→ Brief
Below are entries. Pull out all lines containing "mild".

→ Raw data
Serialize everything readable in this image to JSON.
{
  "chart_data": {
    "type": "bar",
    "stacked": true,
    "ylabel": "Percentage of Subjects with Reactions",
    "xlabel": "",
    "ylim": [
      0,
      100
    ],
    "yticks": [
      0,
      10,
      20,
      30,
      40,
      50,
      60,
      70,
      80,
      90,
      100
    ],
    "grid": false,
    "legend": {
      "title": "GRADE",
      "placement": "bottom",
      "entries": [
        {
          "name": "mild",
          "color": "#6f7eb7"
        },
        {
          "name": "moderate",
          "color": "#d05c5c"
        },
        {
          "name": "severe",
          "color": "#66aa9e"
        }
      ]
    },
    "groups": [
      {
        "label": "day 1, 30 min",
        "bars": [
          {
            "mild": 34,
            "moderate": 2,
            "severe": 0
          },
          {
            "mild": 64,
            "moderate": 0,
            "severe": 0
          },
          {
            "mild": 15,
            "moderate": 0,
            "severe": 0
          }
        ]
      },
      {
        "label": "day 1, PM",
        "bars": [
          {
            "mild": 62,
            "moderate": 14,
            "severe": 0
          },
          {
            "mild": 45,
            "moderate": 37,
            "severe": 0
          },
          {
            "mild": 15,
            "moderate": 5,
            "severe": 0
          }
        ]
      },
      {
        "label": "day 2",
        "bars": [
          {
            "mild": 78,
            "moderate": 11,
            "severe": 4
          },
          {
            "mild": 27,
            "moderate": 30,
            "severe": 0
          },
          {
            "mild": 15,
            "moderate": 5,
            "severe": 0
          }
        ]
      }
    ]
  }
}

→ Answer to this task
          "name": "mild",
            "mild": 34,
            "mild": 64,
            "mild": 15,
            "mild": 62,
            "mild": 45,
            "mild": 15,
            "mild": 78,
            "mild": 27,
            "mild": 15,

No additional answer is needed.